Excerpt from a dataset
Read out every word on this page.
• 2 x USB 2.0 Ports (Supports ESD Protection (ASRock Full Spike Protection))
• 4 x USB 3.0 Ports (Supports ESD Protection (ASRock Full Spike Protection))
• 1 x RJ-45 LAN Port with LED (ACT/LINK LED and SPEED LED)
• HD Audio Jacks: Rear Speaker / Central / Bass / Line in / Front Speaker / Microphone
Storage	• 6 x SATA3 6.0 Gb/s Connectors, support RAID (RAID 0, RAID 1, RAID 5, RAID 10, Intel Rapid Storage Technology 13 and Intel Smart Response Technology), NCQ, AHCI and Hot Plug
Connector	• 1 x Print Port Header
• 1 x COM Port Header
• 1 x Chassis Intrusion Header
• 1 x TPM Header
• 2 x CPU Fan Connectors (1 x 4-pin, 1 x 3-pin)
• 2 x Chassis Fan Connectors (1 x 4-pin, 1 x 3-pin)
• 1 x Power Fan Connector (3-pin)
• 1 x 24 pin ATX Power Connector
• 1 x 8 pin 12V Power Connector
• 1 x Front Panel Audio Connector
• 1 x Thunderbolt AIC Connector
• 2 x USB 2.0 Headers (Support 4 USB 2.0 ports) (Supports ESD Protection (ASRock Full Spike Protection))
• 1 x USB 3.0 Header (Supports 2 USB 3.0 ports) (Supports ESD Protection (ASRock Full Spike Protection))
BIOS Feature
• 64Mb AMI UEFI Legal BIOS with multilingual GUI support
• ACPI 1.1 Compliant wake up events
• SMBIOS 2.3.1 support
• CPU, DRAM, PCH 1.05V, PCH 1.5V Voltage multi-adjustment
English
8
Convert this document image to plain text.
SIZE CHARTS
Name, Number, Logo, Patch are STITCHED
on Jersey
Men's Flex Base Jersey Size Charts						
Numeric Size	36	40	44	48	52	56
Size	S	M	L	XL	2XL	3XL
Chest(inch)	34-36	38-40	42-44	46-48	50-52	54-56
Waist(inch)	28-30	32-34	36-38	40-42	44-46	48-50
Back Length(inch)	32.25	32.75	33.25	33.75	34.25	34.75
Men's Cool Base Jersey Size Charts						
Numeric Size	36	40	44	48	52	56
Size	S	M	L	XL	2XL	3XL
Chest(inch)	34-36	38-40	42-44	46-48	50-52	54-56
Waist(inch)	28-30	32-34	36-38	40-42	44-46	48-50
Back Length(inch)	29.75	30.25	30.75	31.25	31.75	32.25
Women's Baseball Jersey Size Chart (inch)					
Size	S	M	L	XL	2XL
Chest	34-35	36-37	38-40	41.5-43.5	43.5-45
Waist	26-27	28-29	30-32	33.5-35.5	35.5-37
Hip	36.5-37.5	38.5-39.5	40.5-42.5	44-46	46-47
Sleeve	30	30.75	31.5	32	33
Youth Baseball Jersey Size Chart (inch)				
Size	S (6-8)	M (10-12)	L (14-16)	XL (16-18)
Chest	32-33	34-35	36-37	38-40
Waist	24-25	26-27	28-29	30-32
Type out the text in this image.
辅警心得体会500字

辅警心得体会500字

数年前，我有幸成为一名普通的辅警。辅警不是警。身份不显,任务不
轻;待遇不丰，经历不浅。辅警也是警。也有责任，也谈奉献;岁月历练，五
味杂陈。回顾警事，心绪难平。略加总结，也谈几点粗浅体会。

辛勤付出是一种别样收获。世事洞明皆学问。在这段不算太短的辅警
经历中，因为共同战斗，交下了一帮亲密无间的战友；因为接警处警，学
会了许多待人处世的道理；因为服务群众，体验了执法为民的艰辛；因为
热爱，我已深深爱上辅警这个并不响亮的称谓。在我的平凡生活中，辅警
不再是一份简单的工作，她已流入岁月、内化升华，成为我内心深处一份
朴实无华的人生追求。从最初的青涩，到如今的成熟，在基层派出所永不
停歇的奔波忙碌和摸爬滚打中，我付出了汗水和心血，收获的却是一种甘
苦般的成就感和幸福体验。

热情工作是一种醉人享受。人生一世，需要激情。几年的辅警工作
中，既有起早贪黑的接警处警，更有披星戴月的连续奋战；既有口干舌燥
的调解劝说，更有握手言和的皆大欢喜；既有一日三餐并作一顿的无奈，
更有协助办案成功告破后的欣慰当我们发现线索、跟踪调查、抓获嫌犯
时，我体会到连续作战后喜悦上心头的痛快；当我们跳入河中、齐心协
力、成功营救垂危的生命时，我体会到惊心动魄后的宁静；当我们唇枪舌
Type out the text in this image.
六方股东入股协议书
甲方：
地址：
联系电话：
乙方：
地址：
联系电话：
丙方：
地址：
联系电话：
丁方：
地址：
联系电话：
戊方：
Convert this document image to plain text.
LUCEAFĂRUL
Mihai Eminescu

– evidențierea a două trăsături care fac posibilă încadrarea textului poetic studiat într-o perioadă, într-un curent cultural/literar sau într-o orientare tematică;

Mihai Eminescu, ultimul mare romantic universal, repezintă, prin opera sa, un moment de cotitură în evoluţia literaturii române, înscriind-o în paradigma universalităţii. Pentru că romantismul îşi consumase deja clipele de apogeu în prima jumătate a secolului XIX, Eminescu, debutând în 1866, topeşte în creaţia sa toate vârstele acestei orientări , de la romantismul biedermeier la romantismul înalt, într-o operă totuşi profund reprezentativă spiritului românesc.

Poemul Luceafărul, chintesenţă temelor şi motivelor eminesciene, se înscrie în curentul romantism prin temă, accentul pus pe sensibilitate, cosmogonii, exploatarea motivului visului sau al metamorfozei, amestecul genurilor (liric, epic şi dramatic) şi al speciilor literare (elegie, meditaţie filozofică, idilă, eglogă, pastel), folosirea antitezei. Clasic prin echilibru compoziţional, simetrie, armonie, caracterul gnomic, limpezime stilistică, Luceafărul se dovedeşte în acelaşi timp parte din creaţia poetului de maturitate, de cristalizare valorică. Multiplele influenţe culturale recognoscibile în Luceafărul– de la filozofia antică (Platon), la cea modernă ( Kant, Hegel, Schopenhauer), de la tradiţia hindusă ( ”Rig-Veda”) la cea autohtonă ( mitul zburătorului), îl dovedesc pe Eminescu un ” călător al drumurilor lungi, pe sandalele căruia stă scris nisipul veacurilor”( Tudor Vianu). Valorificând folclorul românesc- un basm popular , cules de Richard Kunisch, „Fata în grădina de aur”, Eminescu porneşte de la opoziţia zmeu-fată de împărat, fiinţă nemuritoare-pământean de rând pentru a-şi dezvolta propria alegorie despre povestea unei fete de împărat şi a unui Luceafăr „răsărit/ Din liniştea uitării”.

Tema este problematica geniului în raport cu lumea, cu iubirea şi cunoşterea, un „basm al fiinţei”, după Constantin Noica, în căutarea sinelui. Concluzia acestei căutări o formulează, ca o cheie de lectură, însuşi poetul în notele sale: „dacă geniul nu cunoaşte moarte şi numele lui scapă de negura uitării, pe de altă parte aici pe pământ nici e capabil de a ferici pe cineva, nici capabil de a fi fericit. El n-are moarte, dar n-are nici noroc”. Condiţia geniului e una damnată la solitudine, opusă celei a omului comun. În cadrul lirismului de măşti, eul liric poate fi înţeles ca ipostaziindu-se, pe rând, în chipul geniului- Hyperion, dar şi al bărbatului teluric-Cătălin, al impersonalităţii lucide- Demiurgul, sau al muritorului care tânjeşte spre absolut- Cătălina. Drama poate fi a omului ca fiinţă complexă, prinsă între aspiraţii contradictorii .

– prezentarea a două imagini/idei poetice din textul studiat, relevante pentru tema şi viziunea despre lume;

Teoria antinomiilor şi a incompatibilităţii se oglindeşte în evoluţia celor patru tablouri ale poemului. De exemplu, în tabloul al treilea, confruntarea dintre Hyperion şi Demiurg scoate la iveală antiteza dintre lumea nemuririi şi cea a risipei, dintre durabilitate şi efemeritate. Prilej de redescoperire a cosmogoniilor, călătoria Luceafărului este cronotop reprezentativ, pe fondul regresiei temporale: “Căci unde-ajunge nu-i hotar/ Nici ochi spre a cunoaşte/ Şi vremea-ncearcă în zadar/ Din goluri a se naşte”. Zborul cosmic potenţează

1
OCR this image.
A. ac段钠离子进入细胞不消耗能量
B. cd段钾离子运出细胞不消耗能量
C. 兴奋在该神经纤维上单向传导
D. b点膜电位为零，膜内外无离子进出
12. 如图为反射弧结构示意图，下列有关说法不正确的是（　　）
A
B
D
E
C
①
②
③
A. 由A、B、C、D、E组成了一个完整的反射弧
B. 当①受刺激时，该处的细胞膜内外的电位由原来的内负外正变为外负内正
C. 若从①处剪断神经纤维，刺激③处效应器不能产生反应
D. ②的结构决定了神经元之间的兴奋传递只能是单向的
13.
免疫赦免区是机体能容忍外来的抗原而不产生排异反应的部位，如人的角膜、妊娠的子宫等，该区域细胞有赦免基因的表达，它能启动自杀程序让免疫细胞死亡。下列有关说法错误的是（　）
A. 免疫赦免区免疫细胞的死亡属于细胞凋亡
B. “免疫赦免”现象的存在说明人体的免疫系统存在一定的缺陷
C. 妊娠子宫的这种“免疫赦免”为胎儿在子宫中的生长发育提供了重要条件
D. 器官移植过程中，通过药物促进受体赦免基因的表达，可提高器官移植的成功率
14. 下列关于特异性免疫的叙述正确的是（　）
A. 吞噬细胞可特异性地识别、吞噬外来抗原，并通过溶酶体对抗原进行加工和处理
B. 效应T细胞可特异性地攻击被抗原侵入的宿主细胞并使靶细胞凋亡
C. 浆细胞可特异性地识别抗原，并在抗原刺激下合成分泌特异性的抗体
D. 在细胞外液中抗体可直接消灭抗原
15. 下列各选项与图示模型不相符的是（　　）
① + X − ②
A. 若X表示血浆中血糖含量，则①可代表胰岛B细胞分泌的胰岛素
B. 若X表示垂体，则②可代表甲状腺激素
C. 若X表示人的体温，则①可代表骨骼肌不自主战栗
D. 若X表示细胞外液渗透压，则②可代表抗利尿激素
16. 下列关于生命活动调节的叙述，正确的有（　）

**Problem**: Reproduce every line from the entries that holds the word "Full".

**Response below**:
• 2 x USB 2.0 Ports (Supports ESD Protection (ASRock Full Spike Protection))
• 4 x USB 3.0 Ports (Supports ESD Protection (ASRock Full Spike Protection))
• 2 x USB 2.0 Headers (Support 4 USB 2.0 ports) (Supports ESD Protection (ASRock Full Spike Protection))
• 1 x USB 3.0 Header (Supports 2 USB 3.0 ports) (Supports ESD Protection (ASRock Full Spike Protection))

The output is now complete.